§ **PROVIDED DATA**
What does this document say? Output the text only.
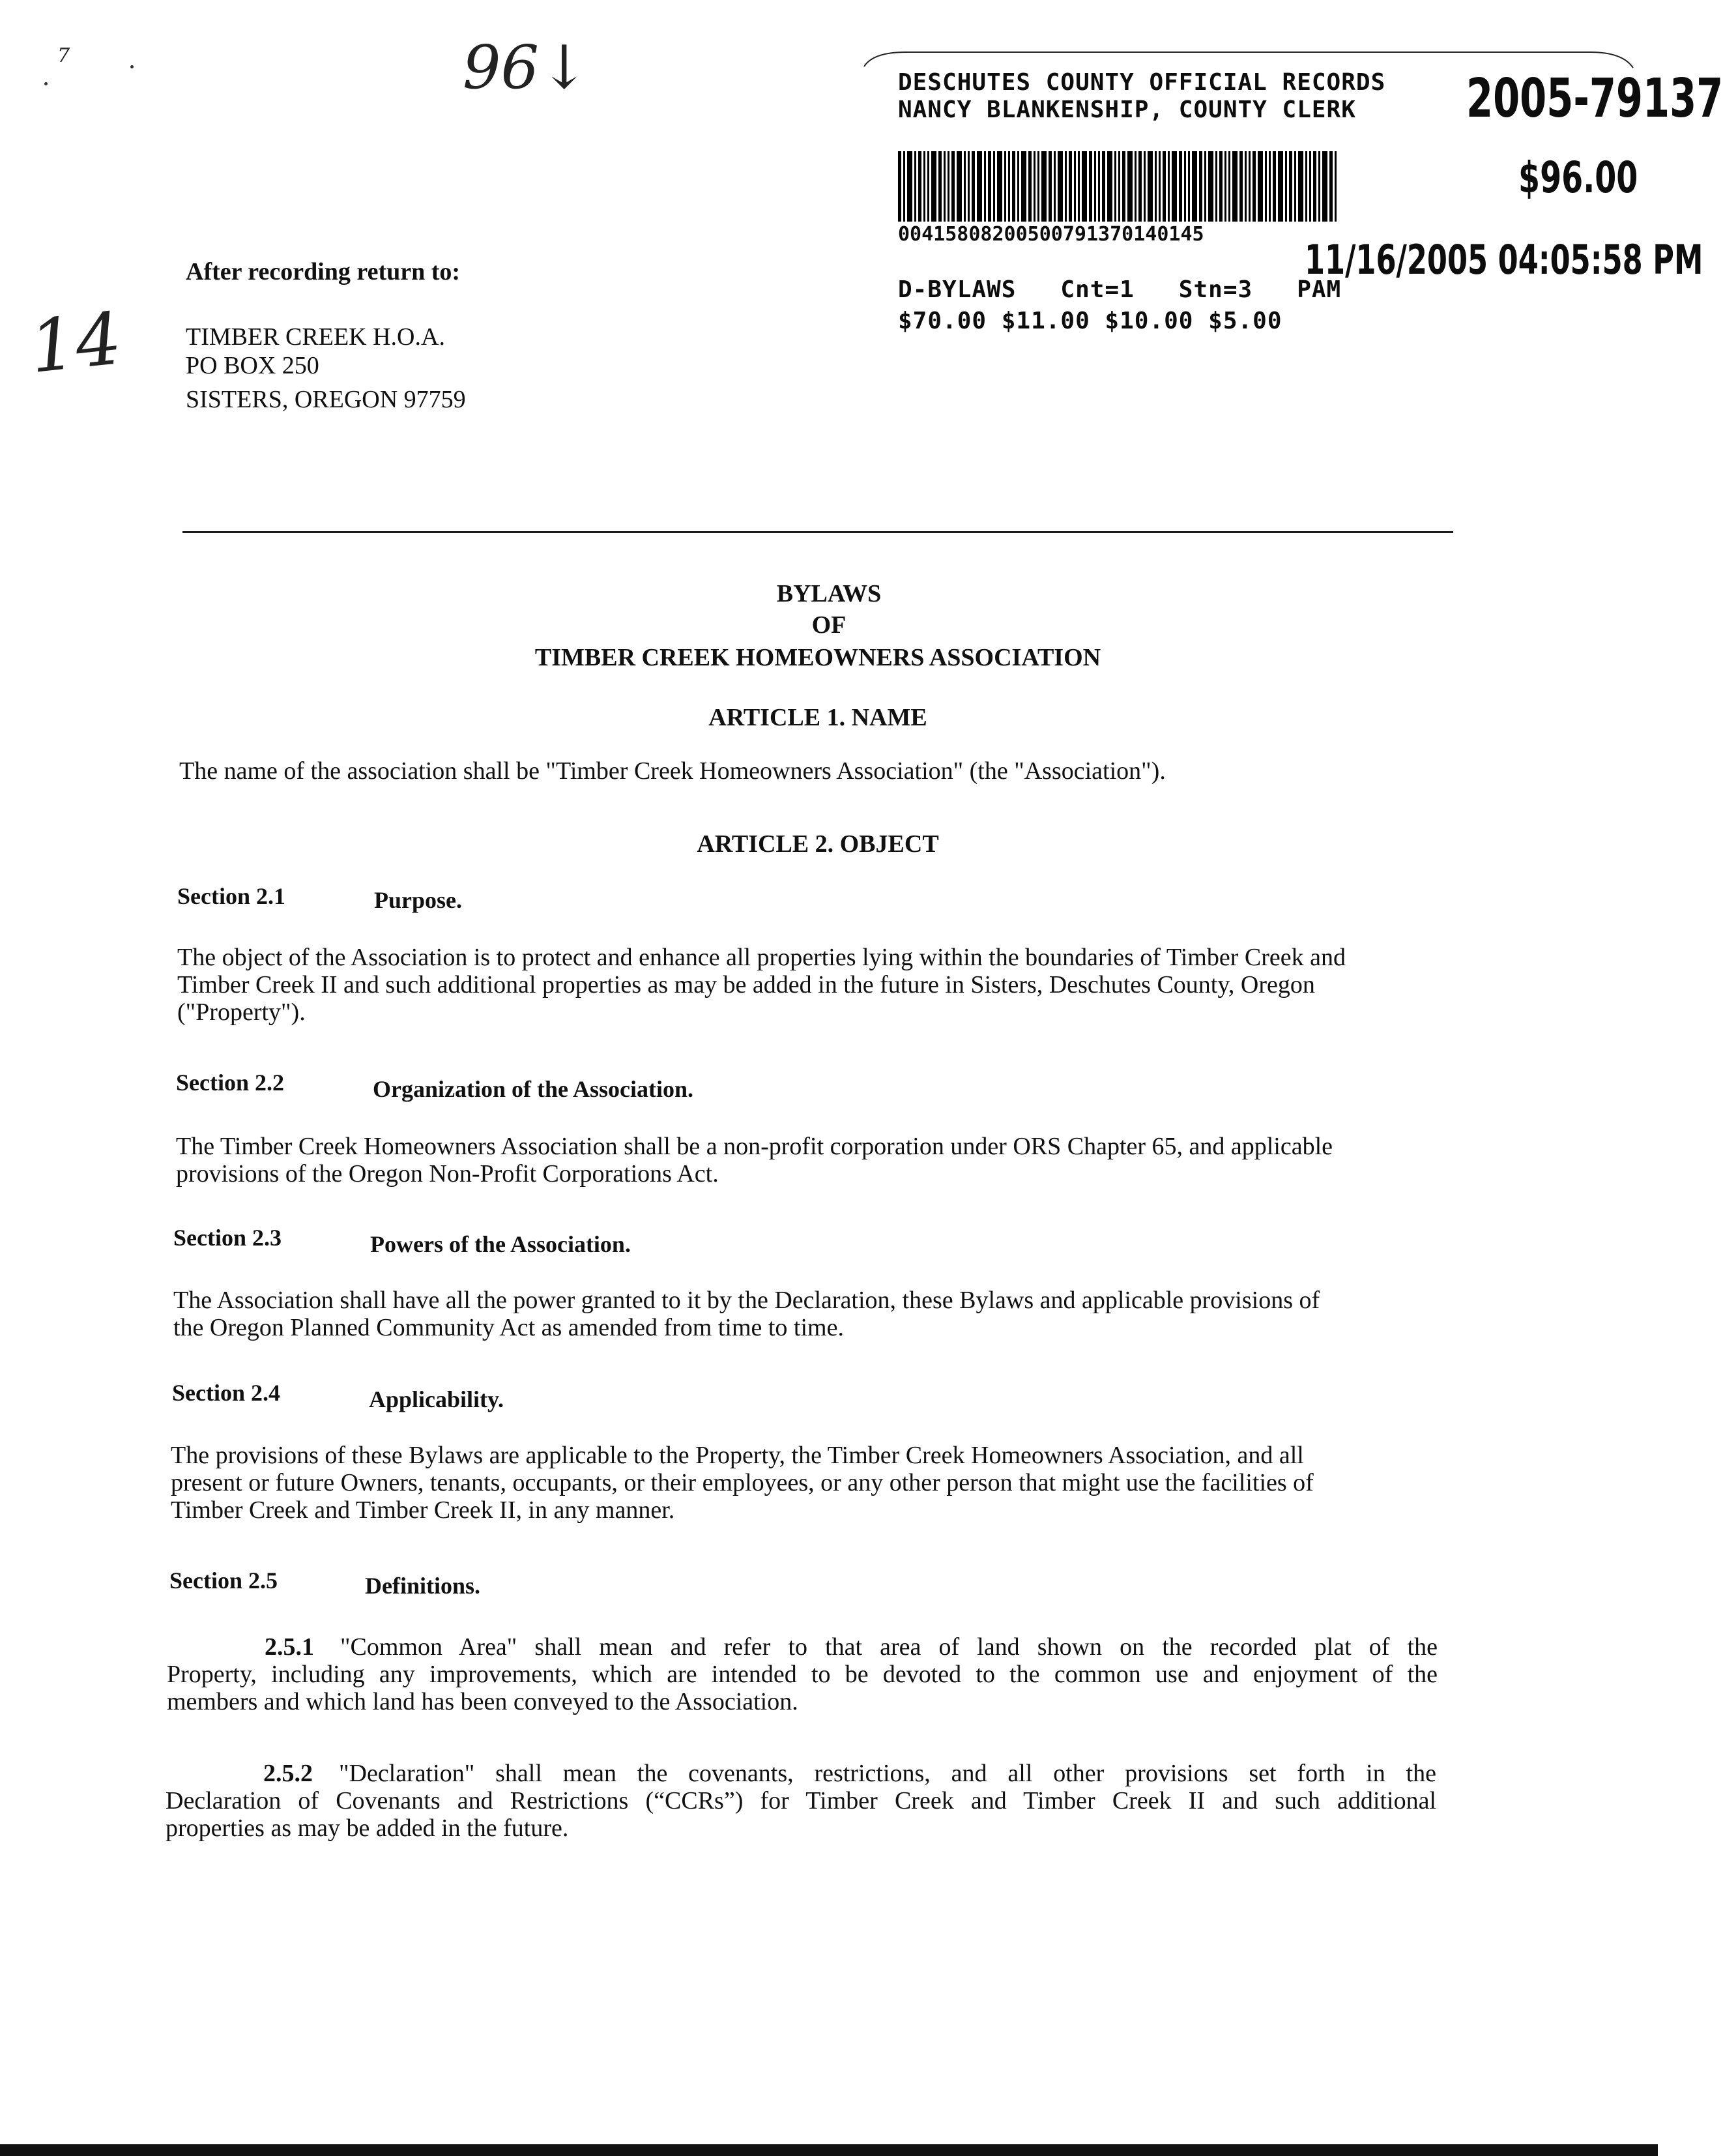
96↓
14
7
DESCHUTES COUNTY OFFICIAL RECORDS
NANCY BLANKENSHIP, COUNTY CLERK 2005-79137
$96.00
00415808200500791370140145
11/16/2005 04:05:58 PM
D-BYLAWS   Cnt=1   Stn=3   PAM
$70.00 $11.00 $10.00 $5.00
After recording return to:
TIMBER CREEK H.O.A.
PO BOX 250
SISTERS, OREGON 97759
BYLAWS
OF
TIMBER CREEK HOMEOWNERS ASSOCIATION
ARTICLE 1. NAME
The name of the association shall be "Timber Creek Homeowners Association" (the "Association").
ARTICLE 2. OBJECT
Section 2.1	Purpose.
The object of the Association is to protect and enhance all properties lying within the boundaries of Timber Creek and
Timber Creek II and such additional properties as may be added in the future in Sisters, Deschutes County, Oregon
("Property").
Section 2.2	Organization of the Association.
The Timber Creek Homeowners Association shall be a non-profit corporation under ORS Chapter 65, and applicable
provisions of the Oregon Non-Profit Corporations Act.
Section 2.3	Powers of the Association.
The Association shall have all the power granted to it by the Declaration, these Bylaws and applicable provisions of
the Oregon Planned Community Act as amended from time to time.
Section 2.4	Applicability.
The provisions of these Bylaws are applicable to the Property, the Timber Creek Homeowners Association, and all
present or future Owners, tenants, occupants, or their employees, or any other person that might use the facilities of
Timber Creek and Timber Creek II, in any manner.
Section 2.5	Definitions.
2.5.1 "Common Area" shall mean and refer to that area of land shown on the recorded plat of the
Property, including any improvements, which are intended to be devoted to the common use and enjoyment of the
members and which land has been conveyed to the Association.
2.5.2 "Declaration" shall mean the covenants, restrictions, and all other provisions set forth in the
Declaration of Covenants and Restrictions (“CCRs”) for Timber Creek and Timber Creek II and such additional
properties as may be added in the future.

§ **EXERCISE BRIEF**
Every entry should be returned exactly as written, minus the pictures.

§ **RESULT FOR THIS EXERCISE**
What does this document say? Output the text only.
96↓
14
7
DESCHUTES COUNTY OFFICIAL RECORDS
NANCY BLANKENSHIP, COUNTY CLERK 2005-79137
$96.00
00415808200500791370140145
11/16/2005 04:05:58 PM
D-BYLAWS   Cnt=1   Stn=3   PAM
$70.00 $11.00 $10.00 $5.00
After recording return to:
TIMBER CREEK H.O.A.
PO BOX 250
SISTERS, OREGON 97759
BYLAWS
OF
TIMBER CREEK HOMEOWNERS ASSOCIATION
ARTICLE 1. NAME
The name of the association shall be "Timber Creek Homeowners Association" (the "Association").
ARTICLE 2. OBJECT
Section 2.1	Purpose.
The object of the Association is to protect and enhance all properties lying within the boundaries of Timber Creek and
Timber Creek II and such additional properties as may be added in the future in Sisters, Deschutes County, Oregon
("Property").
Section 2.2	Organization of the Association.
The Timber Creek Homeowners Association shall be a non-profit corporation under ORS Chapter 65, and applicable
provisions of the Oregon Non-Profit Corporations Act.
Section 2.3	Powers of the Association.
The Association shall have all the power granted to it by the Declaration, these Bylaws and applicable provisions of
the Oregon Planned Community Act as amended from time to time.
Section 2.4	Applicability.
The provisions of these Bylaws are applicable to the Property, the Timber Creek Homeowners Association, and all
present or future Owners, tenants, occupants, or their employees, or any other person that might use the facilities of
Timber Creek and Timber Creek II, in any manner.
Section 2.5	Definitions.
2.5.1 "Common Area" shall mean and refer to that area of land shown on the recorded plat of the
Property, including any improvements, which are intended to be devoted to the common use and enjoyment of the
members and which land has been conveyed to the Association.
2.5.2 "Declaration" shall mean the covenants, restrictions, and all other provisions set forth in the
Declaration of Covenants and Restrictions (“CCRs”) for Timber Creek and Timber Creek II and such additional
properties as may be added in the future.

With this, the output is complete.